[start SUPPLIED TEXT]

Over the last few weeks we’ve had the opportunity to visit many of the historical sites related to the founding and early years of The Church of Jesus Christ of Latter-day Saints, commonly known as the LDS church and often called the Mormons.
It was a pilgrimage of sorts, an opportunity to learn not only about our spiritual heritage, but also our ancestral heritage. These places are rooted deeply in our souls as places where our ancestors lived, walked, and worshiped. Places where we believe the Gospel of Jesus Christ was restored to the earth in its fullness and where the beliefs that today shape our daily lives were born.
How much our lives have been determined by the decision of those ancestors 6 and 7 generations back to follow the spiritual promptings which led them to gather in the 1830s and 1840s in Kirtland, Ohio; Independence, Missouri; and Nauvoo, Illinois.
Many of them left lives of relative comfort in the the British Isles and other European countries to build new lives as they followed their convictions.
It’s difficult to adequately describe the feelings which have followed us through these special places.
Feelings of awe, gratitude, and respect as we’ve heard stories of sacrifice and hardship, joy and love, conversion and commitment to God.
Feelings of peace, reverence, and quiet reflection as we’ve walked through places which we call sacred and pondered on the events which happened there.
Feelings of renewed faith, commitment, and devotion. Hoping we live up to the memory of those who’ve gone before.

[end SUPPLIED TEXT]

Decide whether each statement agrees with the passage on church history sites, answering yes or no and quoting the words of the passage that settle it. 1. The visits to the sites took place over several months. 2. The ancestors gathered in Kirtland, Ohio, in the 1830s and 1840s. 3. The writer finds the feelings at these places easy to describe.

[start INFORMATION SUPPLIED]

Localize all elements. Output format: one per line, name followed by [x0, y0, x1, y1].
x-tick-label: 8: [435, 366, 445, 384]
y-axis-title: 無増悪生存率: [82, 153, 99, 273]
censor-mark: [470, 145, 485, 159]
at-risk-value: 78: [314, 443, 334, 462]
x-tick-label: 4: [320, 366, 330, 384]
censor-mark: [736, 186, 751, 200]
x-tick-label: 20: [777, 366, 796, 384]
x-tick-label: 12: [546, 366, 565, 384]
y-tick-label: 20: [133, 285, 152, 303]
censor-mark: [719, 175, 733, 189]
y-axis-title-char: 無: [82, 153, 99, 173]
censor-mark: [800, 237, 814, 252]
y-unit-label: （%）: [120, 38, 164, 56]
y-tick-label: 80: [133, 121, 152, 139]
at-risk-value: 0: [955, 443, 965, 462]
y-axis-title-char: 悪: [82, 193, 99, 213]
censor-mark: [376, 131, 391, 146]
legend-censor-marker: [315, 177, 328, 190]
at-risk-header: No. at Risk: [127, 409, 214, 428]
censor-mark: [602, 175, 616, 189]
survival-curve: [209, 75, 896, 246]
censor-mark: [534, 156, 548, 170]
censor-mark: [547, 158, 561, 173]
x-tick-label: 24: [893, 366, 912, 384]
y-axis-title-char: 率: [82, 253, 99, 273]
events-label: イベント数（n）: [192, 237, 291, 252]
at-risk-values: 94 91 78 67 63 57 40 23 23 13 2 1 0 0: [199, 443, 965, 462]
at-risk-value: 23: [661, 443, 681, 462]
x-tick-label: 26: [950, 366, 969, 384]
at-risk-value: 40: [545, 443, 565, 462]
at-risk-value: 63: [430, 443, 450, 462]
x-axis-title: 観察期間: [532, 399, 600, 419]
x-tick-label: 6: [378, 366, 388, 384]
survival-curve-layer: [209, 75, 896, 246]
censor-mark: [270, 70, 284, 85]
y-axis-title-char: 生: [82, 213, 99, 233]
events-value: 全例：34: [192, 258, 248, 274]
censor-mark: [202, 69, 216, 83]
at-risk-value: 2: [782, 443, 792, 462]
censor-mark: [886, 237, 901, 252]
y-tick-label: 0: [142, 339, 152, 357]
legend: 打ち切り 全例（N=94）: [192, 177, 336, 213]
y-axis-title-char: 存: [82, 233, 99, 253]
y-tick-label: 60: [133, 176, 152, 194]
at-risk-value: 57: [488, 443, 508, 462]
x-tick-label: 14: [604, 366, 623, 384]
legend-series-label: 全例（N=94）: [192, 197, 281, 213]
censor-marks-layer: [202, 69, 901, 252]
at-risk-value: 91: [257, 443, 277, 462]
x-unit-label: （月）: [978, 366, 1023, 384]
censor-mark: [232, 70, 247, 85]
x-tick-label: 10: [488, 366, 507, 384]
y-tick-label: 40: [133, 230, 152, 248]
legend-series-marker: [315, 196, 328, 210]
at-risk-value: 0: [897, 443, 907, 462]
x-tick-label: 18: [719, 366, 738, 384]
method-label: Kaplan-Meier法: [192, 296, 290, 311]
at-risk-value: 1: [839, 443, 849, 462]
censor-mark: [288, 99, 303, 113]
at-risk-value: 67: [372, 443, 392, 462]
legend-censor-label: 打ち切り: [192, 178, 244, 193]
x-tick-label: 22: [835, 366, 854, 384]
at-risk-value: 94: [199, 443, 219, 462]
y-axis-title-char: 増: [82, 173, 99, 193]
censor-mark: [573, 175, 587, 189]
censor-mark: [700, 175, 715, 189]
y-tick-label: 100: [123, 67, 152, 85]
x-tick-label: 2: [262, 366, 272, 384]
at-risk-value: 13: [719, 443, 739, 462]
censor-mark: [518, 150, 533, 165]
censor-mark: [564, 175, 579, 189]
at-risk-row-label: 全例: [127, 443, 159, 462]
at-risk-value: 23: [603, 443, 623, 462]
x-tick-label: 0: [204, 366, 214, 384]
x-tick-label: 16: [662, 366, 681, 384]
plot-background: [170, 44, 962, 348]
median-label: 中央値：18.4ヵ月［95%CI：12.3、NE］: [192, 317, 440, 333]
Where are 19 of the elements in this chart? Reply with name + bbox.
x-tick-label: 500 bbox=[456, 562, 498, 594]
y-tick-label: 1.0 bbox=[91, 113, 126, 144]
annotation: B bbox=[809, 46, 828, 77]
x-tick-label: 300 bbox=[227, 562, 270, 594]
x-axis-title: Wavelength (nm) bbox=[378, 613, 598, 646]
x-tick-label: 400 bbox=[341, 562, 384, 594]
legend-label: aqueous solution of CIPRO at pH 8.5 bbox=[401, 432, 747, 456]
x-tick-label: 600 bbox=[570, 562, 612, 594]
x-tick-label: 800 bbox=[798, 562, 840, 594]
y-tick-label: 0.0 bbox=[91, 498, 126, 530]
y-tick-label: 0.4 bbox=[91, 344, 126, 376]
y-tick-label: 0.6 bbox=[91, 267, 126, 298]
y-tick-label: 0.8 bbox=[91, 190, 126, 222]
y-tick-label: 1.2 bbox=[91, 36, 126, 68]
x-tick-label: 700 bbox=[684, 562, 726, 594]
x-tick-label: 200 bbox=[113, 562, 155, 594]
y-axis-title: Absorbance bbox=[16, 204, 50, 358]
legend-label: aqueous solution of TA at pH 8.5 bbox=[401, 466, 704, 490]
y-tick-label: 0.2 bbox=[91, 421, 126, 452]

[end INFORMATION SUPPLIED]

• **PROBLEM SOLUTION**:
1. No: "Over the last few weeks"
2. Yes: "gather in the 1830s and 1840s in Kirtland, Ohio"
3. No: "It’s difficult to adequately describe the feelings"